● **The task**
Take the material below and retype it in full; pictures are left out.
======== Source material ========
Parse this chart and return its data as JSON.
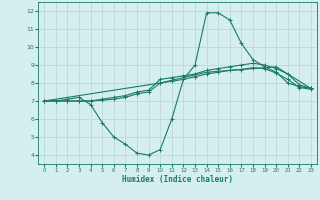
{
  "xlabel": "Humidex (Indice chaleur)",
  "background_color": "#d5eeee",
  "grid_color": "#bcd8d8",
  "line_color": "#1a7a6a",
  "xlim": [
    -0.5,
    23.5
  ],
  "ylim": [
    3.5,
    12.5
  ],
  "xticks": [
    0,
    1,
    2,
    3,
    4,
    5,
    6,
    7,
    8,
    9,
    10,
    11,
    12,
    13,
    14,
    15,
    16,
    17,
    18,
    19,
    20,
    21,
    22,
    23
  ],
  "yticks": [
    4,
    5,
    6,
    7,
    8,
    9,
    10,
    11,
    12
  ],
  "line1_x": [
    0,
    1,
    2,
    3,
    4,
    5,
    6,
    7,
    8,
    9,
    10,
    11,
    12,
    13,
    14,
    15,
    16,
    17,
    18,
    19,
    20,
    21,
    22,
    23
  ],
  "line1_y": [
    7.0,
    7.0,
    7.1,
    7.2,
    6.8,
    5.8,
    5.0,
    4.6,
    4.1,
    4.0,
    4.3,
    6.0,
    8.2,
    9.0,
    11.9,
    11.9,
    11.5,
    10.2,
    9.3,
    8.9,
    8.6,
    8.0,
    7.8,
    7.7
  ],
  "line2_x": [
    0,
    1,
    2,
    3,
    4,
    5,
    6,
    7,
    8,
    9,
    10,
    11,
    12,
    13,
    14,
    15,
    16,
    17,
    18,
    19,
    20,
    21,
    22,
    23
  ],
  "line2_y": [
    7.0,
    7.0,
    7.0,
    7.0,
    7.0,
    7.1,
    7.2,
    7.3,
    7.5,
    7.6,
    8.2,
    8.3,
    8.4,
    8.5,
    8.7,
    8.8,
    8.9,
    9.0,
    9.1,
    9.0,
    8.8,
    8.5,
    7.9,
    7.7
  ],
  "line3_x": [
    0,
    1,
    2,
    3,
    4,
    5,
    6,
    7,
    8,
    9,
    10,
    11,
    12,
    13,
    14,
    15,
    16,
    17,
    18,
    19,
    20,
    21,
    22,
    23
  ],
  "line3_y": [
    7.0,
    7.0,
    7.0,
    7.0,
    7.0,
    7.05,
    7.1,
    7.2,
    7.4,
    7.5,
    8.0,
    8.1,
    8.2,
    8.35,
    8.5,
    8.6,
    8.7,
    8.75,
    8.85,
    8.8,
    8.55,
    8.2,
    7.75,
    7.65
  ],
  "line4_x": [
    0,
    10,
    14,
    20,
    23
  ],
  "line4_y": [
    7.0,
    8.0,
    8.6,
    8.9,
    7.7
  ]
}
========
● **Complete response**
Parse this chart and return its data as JSON.
{
  "xlabel": "Humidex (Indice chaleur)",
  "background_color": "#d5eeee",
  "grid_color": "#bcd8d8",
  "line_color": "#1a7a6a",
  "xlim": [
    -0.5,
    23.5
  ],
  "ylim": [
    3.5,
    12.5
  ],
  "xticks": [
    0,
    1,
    2,
    3,
    4,
    5,
    6,
    7,
    8,
    9,
    10,
    11,
    12,
    13,
    14,
    15,
    16,
    17,
    18,
    19,
    20,
    21,
    22,
    23
  ],
  "yticks": [
    4,
    5,
    6,
    7,
    8,
    9,
    10,
    11,
    12
  ],
  "line1_x": [
    0,
    1,
    2,
    3,
    4,
    5,
    6,
    7,
    8,
    9,
    10,
    11,
    12,
    13,
    14,
    15,
    16,
    17,
    18,
    19,
    20,
    21,
    22,
    23
  ],
  "line1_y": [
    7.0,
    7.0,
    7.1,
    7.2,
    6.8,
    5.8,
    5.0,
    4.6,
    4.1,
    4.0,
    4.3,
    6.0,
    8.2,
    9.0,
    11.9,
    11.9,
    11.5,
    10.2,
    9.3,
    8.9,
    8.6,
    8.0,
    7.8,
    7.7
  ],
  "line2_x": [
    0,
    1,
    2,
    3,
    4,
    5,
    6,
    7,
    8,
    9,
    10,
    11,
    12,
    13,
    14,
    15,
    16,
    17,
    18,
    19,
    20,
    21,
    22,
    23
  ],
  "line2_y": [
    7.0,
    7.0,
    7.0,
    7.0,
    7.0,
    7.1,
    7.2,
    7.3,
    7.5,
    7.6,
    8.2,
    8.3,
    8.4,
    8.5,
    8.7,
    8.8,
    8.9,
    9.0,
    9.1,
    9.0,
    8.8,
    8.5,
    7.9,
    7.7
  ],
  "line3_x": [
    0,
    1,
    2,
    3,
    4,
    5,
    6,
    7,
    8,
    9,
    10,
    11,
    12,
    13,
    14,
    15,
    16,
    17,
    18,
    19,
    20,
    21,
    22,
    23
  ],
  "line3_y": [
    7.0,
    7.0,
    7.0,
    7.0,
    7.0,
    7.05,
    7.1,
    7.2,
    7.4,
    7.5,
    8.0,
    8.1,
    8.2,
    8.35,
    8.5,
    8.6,
    8.7,
    8.75,
    8.85,
    8.8,
    8.55,
    8.2,
    7.75,
    7.65
  ],
  "line4_x": [
    0,
    10,
    14,
    20,
    23
  ],
  "line4_y": [
    7.0,
    8.0,
    8.6,
    8.9,
    7.7
  ]
}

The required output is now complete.